What the exercise asks:
Show, in full, each line of the data that contains "Cube".

Records shown:
— BEGIN —
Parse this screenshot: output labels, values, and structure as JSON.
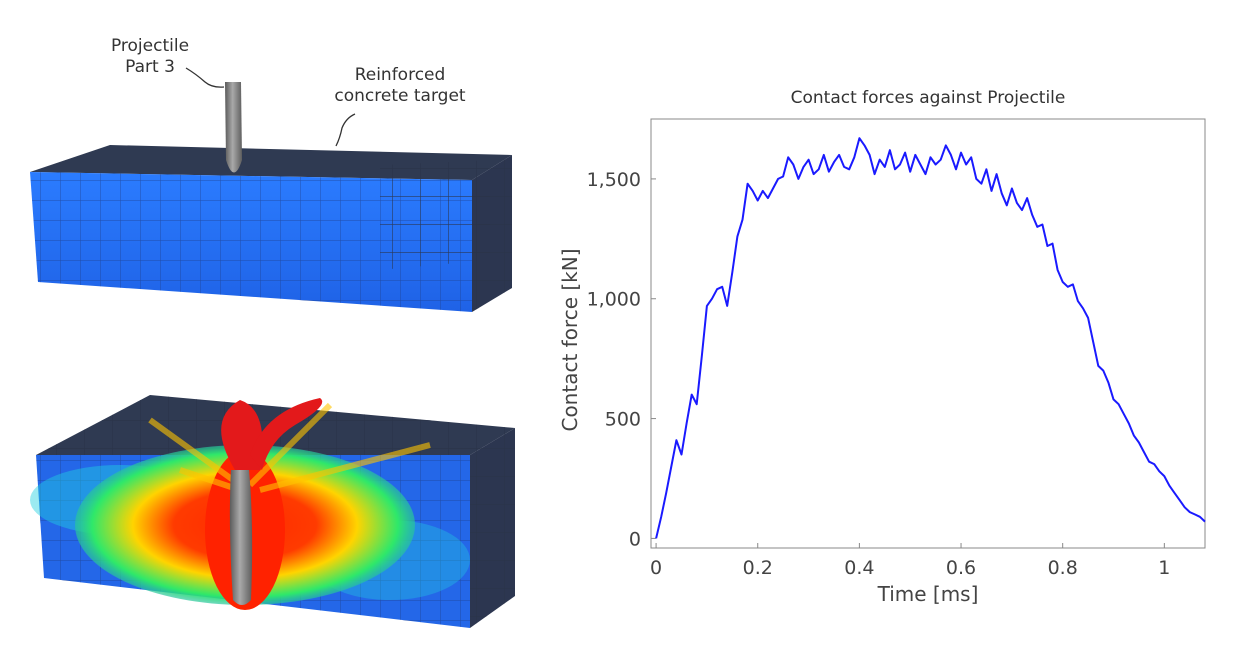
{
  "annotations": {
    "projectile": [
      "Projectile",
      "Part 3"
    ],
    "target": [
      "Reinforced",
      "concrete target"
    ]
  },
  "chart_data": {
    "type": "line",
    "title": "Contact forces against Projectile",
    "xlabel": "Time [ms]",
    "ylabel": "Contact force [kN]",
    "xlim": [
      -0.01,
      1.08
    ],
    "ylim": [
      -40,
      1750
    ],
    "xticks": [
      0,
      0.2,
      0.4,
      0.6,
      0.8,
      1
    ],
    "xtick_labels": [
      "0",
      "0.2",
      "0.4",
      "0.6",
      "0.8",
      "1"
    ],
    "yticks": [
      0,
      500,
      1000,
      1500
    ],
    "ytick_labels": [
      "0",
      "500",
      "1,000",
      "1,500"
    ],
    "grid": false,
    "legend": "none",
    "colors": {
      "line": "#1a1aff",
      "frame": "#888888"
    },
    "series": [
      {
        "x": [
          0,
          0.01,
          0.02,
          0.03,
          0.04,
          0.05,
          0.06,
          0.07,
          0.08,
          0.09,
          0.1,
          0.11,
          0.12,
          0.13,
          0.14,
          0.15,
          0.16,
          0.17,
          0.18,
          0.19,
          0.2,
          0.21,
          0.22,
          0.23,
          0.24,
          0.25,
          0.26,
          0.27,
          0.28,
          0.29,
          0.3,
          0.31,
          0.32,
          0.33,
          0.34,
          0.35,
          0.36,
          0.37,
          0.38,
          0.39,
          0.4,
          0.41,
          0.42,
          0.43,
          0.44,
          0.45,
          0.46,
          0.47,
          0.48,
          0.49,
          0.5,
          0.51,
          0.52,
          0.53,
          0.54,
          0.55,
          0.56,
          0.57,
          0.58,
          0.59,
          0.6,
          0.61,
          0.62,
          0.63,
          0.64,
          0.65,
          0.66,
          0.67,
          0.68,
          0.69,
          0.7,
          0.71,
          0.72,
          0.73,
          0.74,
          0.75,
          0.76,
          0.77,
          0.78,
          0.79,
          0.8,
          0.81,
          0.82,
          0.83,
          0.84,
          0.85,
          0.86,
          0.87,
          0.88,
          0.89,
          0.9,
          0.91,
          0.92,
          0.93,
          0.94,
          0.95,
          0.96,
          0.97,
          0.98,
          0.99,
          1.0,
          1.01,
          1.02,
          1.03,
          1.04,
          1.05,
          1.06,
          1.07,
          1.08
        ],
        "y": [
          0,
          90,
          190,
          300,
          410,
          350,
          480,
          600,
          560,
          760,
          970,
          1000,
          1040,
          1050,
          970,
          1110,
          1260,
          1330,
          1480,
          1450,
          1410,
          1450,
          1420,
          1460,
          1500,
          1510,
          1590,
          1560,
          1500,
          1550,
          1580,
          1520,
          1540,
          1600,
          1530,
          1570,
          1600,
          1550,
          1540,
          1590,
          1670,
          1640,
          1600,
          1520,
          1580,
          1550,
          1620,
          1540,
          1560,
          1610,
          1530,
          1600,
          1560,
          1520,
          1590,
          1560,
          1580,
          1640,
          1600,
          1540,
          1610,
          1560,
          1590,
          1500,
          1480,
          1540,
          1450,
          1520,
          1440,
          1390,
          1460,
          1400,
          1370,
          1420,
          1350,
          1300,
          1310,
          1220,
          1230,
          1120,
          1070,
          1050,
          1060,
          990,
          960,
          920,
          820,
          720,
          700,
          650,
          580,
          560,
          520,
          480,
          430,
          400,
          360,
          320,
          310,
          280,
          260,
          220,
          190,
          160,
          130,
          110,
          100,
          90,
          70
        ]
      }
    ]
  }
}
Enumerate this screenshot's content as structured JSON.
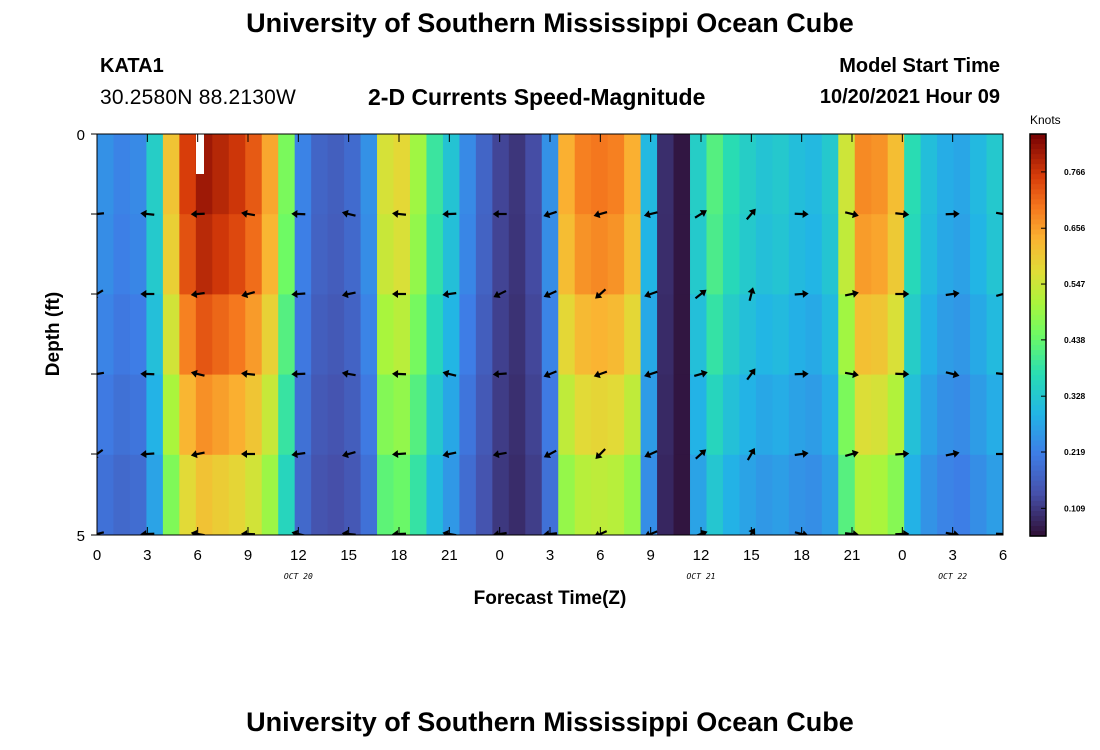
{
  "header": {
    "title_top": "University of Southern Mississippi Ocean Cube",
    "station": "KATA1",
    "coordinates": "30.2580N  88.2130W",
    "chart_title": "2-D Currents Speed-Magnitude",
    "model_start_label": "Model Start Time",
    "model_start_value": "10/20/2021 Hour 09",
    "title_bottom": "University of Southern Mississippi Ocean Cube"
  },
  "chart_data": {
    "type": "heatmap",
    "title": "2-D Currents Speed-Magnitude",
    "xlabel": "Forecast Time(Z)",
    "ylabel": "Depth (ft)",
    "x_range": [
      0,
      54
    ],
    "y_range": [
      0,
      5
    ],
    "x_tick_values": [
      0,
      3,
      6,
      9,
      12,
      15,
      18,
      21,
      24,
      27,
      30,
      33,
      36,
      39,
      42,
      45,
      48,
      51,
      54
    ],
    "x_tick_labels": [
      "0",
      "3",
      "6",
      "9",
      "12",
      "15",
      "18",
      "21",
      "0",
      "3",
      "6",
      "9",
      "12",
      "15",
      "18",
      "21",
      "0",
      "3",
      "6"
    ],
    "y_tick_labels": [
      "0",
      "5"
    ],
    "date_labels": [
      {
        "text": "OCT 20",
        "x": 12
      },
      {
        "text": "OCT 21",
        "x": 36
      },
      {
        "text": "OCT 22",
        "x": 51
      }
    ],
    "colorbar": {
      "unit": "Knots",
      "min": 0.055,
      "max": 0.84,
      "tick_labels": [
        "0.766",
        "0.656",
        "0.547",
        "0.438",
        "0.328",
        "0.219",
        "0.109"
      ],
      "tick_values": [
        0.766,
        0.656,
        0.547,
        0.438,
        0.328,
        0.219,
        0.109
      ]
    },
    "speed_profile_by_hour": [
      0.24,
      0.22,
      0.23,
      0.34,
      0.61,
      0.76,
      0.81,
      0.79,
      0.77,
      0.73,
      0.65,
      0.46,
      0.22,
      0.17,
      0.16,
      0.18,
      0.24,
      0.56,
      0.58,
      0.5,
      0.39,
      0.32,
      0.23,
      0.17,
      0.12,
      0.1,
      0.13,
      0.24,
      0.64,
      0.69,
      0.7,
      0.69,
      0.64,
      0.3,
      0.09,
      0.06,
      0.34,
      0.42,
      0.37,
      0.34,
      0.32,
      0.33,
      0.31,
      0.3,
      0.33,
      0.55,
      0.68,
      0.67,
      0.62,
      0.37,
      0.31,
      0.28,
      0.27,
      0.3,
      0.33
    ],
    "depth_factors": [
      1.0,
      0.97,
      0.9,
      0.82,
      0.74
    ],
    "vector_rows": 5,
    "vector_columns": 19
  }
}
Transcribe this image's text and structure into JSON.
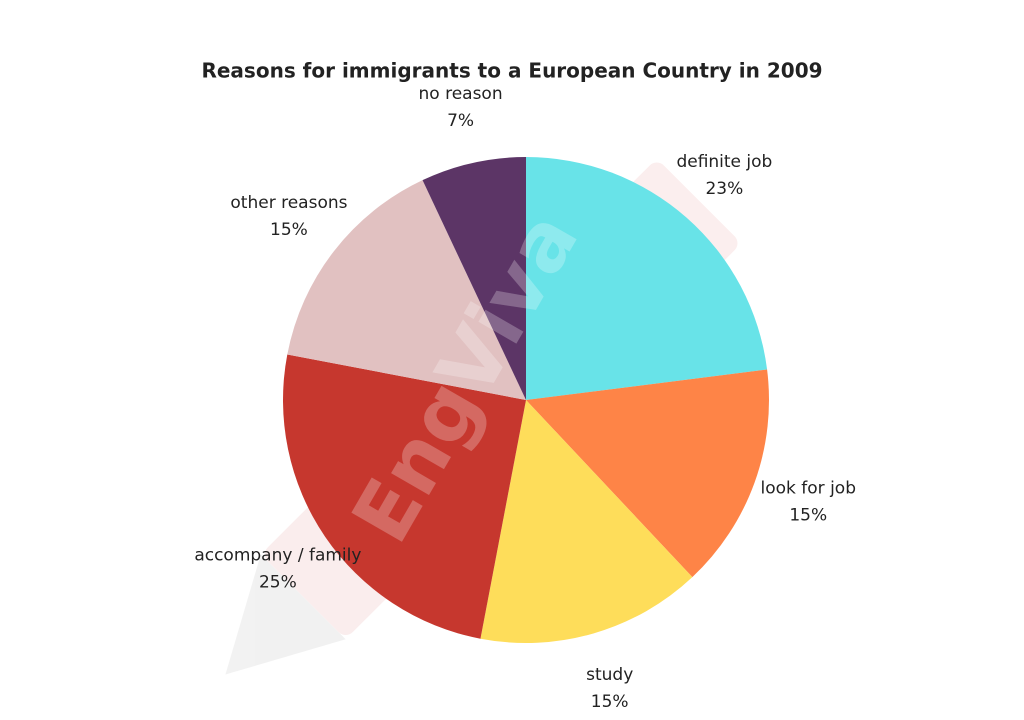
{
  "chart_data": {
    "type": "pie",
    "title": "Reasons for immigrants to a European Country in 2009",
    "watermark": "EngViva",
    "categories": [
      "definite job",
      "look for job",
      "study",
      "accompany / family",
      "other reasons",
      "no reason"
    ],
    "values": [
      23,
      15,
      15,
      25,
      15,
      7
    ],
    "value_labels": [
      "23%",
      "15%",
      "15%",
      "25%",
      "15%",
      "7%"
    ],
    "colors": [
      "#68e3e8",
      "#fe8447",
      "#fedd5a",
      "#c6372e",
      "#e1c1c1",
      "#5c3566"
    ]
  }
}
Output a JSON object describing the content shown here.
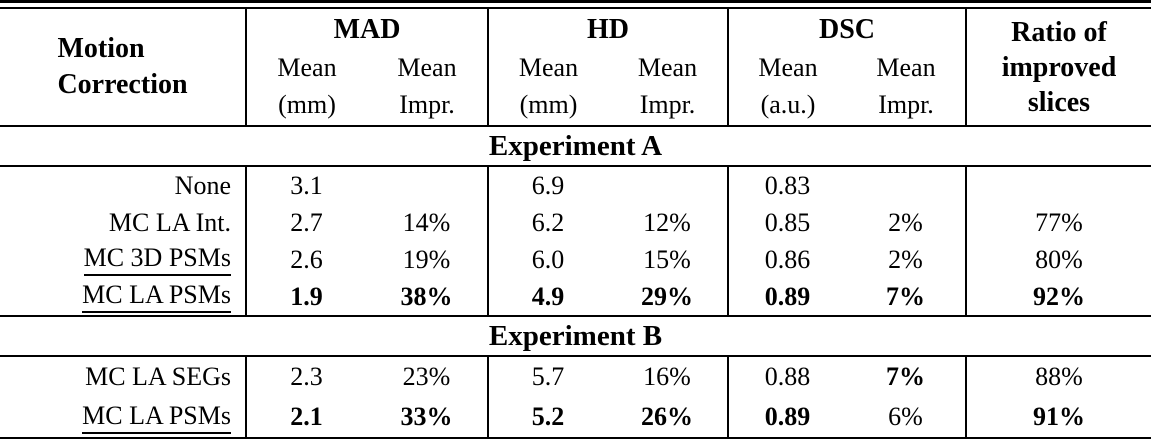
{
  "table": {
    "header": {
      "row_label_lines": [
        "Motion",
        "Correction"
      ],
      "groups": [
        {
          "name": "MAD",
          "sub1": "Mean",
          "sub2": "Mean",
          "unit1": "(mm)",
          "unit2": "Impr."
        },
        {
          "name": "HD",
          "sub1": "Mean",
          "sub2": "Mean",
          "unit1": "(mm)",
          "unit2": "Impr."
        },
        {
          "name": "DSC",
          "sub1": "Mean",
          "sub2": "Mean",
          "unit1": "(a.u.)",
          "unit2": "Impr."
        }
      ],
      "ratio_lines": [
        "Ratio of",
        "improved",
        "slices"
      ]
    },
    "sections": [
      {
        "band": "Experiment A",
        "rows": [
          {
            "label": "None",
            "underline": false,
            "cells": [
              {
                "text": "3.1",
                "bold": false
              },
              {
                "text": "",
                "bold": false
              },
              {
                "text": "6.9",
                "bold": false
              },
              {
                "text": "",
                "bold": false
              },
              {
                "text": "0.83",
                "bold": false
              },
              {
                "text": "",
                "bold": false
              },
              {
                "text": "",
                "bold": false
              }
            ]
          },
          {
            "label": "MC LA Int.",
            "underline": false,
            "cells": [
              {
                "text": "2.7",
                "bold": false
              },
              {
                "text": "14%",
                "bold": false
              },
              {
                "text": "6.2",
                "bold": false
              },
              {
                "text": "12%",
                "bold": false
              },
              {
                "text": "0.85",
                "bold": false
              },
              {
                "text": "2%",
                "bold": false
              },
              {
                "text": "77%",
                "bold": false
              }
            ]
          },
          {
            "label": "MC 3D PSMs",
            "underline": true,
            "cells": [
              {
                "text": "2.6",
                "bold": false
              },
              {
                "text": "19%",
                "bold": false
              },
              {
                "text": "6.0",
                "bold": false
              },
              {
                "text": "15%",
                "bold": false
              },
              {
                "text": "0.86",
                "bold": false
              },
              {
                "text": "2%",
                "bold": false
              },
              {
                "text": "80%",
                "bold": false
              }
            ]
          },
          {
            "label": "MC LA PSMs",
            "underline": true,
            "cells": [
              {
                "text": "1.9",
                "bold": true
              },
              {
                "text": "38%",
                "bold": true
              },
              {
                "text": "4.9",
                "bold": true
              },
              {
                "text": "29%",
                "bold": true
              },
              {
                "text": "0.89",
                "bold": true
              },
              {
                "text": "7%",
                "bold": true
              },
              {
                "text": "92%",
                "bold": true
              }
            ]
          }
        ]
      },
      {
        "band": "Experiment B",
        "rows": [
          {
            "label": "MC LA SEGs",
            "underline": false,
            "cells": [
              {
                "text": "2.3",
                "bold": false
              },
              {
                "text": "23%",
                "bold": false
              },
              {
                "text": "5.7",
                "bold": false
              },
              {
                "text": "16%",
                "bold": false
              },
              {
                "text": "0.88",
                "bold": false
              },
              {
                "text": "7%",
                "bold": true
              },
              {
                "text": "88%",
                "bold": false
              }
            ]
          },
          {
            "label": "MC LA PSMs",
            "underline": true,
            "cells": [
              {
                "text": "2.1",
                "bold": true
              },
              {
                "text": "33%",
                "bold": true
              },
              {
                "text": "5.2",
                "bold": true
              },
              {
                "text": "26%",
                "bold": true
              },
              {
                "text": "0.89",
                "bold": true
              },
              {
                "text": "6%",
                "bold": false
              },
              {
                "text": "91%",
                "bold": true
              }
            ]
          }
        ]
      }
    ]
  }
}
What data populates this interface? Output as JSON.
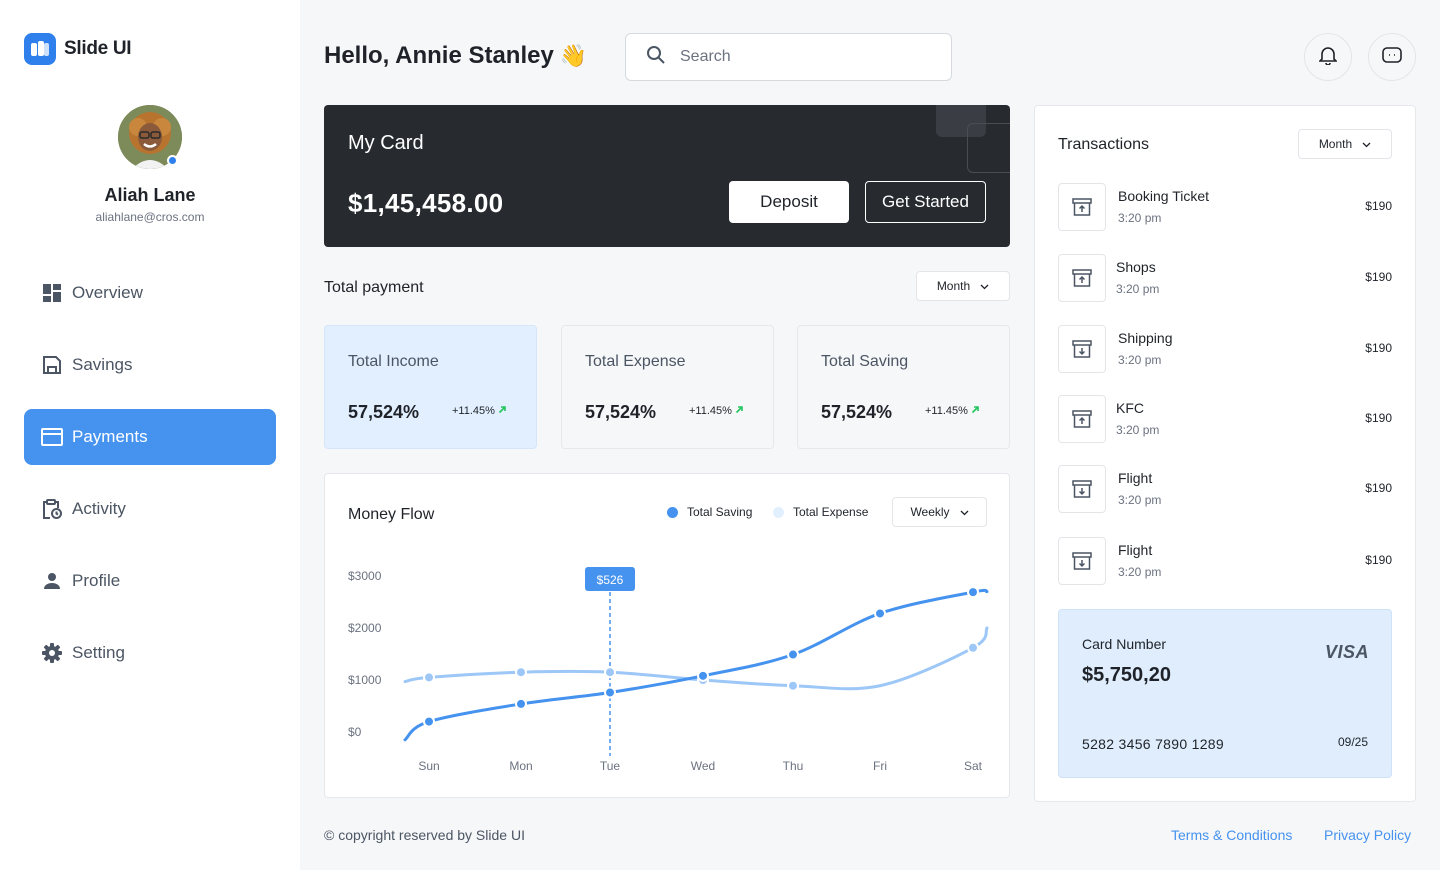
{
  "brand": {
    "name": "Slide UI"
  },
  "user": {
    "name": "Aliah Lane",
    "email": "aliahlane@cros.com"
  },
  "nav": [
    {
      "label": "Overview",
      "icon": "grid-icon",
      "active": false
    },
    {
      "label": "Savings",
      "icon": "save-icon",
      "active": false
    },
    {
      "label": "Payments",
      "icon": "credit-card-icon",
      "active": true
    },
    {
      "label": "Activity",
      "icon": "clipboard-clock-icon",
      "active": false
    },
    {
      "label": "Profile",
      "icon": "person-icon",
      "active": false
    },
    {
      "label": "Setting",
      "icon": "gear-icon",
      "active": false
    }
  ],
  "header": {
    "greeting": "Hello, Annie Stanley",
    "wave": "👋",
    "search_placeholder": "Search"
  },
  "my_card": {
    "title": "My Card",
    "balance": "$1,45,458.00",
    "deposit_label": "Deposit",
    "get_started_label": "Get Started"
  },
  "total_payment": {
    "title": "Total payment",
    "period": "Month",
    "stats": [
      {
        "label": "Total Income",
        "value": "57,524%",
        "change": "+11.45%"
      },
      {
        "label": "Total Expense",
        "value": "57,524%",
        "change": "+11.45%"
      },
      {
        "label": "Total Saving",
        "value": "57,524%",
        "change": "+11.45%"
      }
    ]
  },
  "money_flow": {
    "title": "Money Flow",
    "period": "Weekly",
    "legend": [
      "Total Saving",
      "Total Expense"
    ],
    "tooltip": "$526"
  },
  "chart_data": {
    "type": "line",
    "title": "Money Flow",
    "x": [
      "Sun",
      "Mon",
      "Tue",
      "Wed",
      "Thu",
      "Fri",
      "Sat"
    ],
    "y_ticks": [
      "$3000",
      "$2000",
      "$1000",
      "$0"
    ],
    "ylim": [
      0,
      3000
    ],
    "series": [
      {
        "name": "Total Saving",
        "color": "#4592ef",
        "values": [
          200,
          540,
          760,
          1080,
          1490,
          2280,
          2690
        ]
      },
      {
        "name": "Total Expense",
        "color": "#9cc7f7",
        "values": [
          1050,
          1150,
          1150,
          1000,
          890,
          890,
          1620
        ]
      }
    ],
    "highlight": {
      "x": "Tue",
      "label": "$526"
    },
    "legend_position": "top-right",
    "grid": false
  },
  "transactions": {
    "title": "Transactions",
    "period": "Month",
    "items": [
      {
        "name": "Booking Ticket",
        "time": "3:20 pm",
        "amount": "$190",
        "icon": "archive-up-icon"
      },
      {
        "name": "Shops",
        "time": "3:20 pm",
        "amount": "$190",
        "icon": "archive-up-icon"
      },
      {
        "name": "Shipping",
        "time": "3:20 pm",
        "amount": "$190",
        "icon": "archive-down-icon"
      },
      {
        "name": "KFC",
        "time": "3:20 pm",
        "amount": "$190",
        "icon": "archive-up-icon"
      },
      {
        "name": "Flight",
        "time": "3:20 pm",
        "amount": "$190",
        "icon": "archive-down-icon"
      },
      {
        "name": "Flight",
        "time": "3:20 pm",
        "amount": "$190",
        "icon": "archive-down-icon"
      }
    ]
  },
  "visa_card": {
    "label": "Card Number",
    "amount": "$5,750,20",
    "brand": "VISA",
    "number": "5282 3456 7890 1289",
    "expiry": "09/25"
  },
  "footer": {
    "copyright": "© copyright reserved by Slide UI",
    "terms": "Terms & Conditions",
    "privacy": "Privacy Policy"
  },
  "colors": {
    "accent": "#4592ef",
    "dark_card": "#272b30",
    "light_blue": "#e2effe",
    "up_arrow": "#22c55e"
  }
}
— END —
Task result:
    "title_top": "University of Southern Mississippi Ocean Cube",
    "title_bottom": "University of Southern Mississippi Ocean Cube"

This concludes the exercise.